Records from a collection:
⟨

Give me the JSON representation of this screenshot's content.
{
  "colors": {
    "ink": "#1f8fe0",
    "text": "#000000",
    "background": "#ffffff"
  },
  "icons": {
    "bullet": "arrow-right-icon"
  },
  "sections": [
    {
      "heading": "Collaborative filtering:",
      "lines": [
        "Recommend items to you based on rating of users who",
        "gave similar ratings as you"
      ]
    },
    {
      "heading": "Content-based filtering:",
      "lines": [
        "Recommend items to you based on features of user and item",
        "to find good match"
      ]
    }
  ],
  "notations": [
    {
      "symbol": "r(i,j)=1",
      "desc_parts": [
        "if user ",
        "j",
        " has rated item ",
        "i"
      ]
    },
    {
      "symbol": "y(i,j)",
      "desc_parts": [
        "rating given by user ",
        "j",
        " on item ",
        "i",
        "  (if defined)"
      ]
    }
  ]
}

⟩

THE REQUEST
Of the lines in the material, how many hold the word "filtering"? Reply with the number only.

FINISHED ANSWER
2